Data entries:
====================

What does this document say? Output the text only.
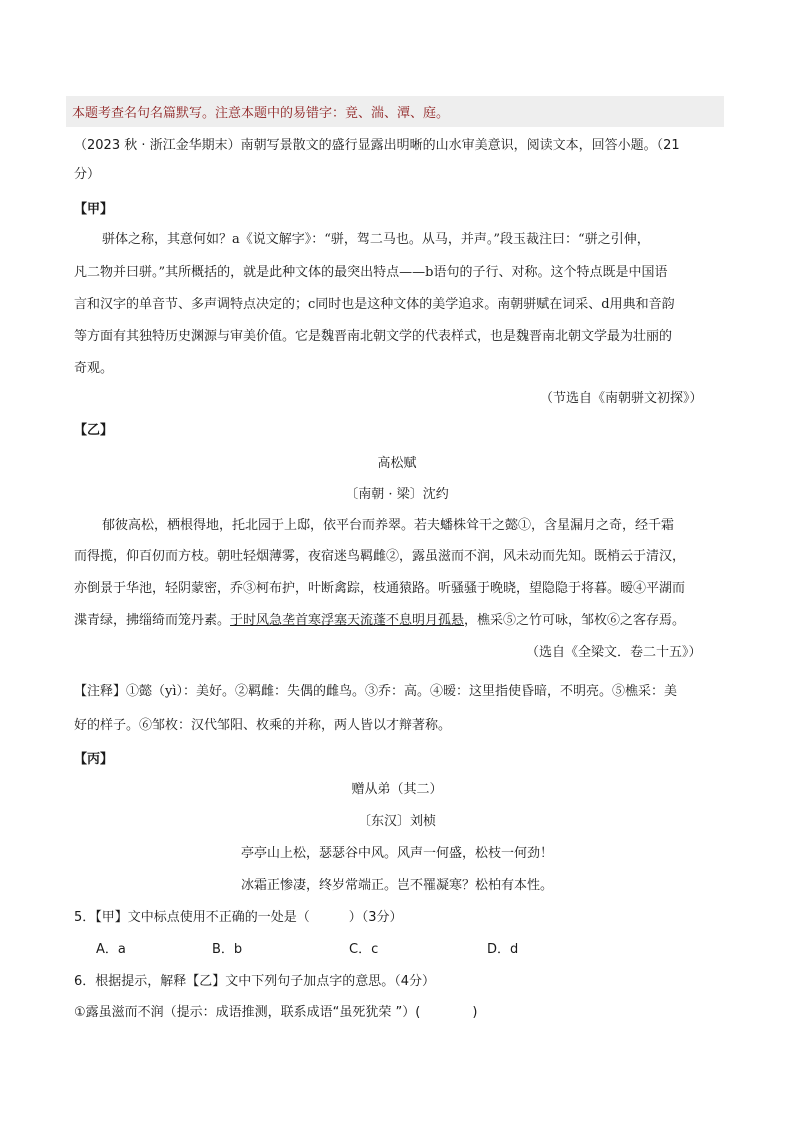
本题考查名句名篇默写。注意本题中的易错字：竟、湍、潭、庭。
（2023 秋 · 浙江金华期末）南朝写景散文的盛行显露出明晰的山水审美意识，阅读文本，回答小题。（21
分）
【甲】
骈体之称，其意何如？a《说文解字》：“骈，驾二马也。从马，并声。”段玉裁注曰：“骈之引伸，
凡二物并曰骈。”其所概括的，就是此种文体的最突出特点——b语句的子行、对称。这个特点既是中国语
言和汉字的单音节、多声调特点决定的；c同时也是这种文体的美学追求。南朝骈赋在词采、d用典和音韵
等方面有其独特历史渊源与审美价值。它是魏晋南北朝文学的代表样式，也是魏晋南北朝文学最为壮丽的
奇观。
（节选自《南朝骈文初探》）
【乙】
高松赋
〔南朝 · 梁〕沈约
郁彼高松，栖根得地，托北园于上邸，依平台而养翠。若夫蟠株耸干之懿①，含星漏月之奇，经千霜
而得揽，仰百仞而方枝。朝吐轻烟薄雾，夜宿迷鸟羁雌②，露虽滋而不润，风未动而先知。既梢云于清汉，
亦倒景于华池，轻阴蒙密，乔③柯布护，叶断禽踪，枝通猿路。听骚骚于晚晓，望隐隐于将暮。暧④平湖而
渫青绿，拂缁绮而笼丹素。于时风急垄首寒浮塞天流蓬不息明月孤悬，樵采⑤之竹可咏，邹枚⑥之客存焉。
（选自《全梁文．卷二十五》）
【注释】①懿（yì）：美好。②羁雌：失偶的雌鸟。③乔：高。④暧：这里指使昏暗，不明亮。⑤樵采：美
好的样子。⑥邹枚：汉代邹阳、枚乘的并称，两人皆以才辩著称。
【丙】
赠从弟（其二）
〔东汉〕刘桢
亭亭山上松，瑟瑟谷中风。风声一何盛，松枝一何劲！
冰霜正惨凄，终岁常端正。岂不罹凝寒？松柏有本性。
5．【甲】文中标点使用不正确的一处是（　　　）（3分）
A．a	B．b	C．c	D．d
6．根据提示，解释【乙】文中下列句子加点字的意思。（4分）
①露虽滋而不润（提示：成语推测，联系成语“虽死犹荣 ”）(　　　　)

====================

▸ TO DO:
Repeat all of the data above word for word, minus the pictures.

▸ ANSWER FOR THIS EXERCISE:
What does this document say? Output the text only.
本题考查名句名篇默写。注意本题中的易错字：竟、湍、潭、庭。
（2023 秋 · 浙江金华期末）南朝写景散文的盛行显露出明晰的山水审美意识，阅读文本，回答小题。（21
分）
【甲】
骈体之称，其意何如？a《说文解字》：“骈，驾二马也。从马，并声。”段玉裁注曰：“骈之引伸，
凡二物并曰骈。”其所概括的，就是此种文体的最突出特点——b语句的子行、对称。这个特点既是中国语
言和汉字的单音节、多声调特点决定的；c同时也是这种文体的美学追求。南朝骈赋在词采、d用典和音韵
等方面有其独特历史渊源与审美价值。它是魏晋南北朝文学的代表样式，也是魏晋南北朝文学最为壮丽的
奇观。
（节选自《南朝骈文初探》）
【乙】
高松赋
〔南朝 · 梁〕沈约
郁彼高松，栖根得地，托北园于上邸，依平台而养翠。若夫蟠株耸干之懿①，含星漏月之奇，经千霜
而得揽，仰百仞而方枝。朝吐轻烟薄雾，夜宿迷鸟羁雌②，露虽滋而不润，风未动而先知。既梢云于清汉，
亦倒景于华池，轻阴蒙密，乔③柯布护，叶断禽踪，枝通猿路。听骚骚于晚晓，望隐隐于将暮。暧④平湖而
渫青绿，拂缁绮而笼丹素。于时风急垄首寒浮塞天流蓬不息明月孤悬，樵采⑤之竹可咏，邹枚⑥之客存焉。
（选自《全梁文．卷二十五》）
【注释】①懿（yì）：美好。②羁雌：失偶的雌鸟。③乔：高。④暧：这里指使昏暗，不明亮。⑤樵采：美
好的样子。⑥邹枚：汉代邹阳、枚乘的并称，两人皆以才辩著称。
【丙】
赠从弟（其二）
〔东汉〕刘桢
亭亭山上松，瑟瑟谷中风。风声一何盛，松枝一何劲！
冰霜正惨凄，终岁常端正。岂不罹凝寒？松柏有本性。
5．【甲】文中标点使用不正确的一处是（　　　）（3分）
A．a	B．b	C．c	D．d
6．根据提示，解释【乙】文中下列句子加点字的意思。（4分）
①露虽滋而不润（提示：成语推测，联系成语“虽死犹荣 ”）(　　　　)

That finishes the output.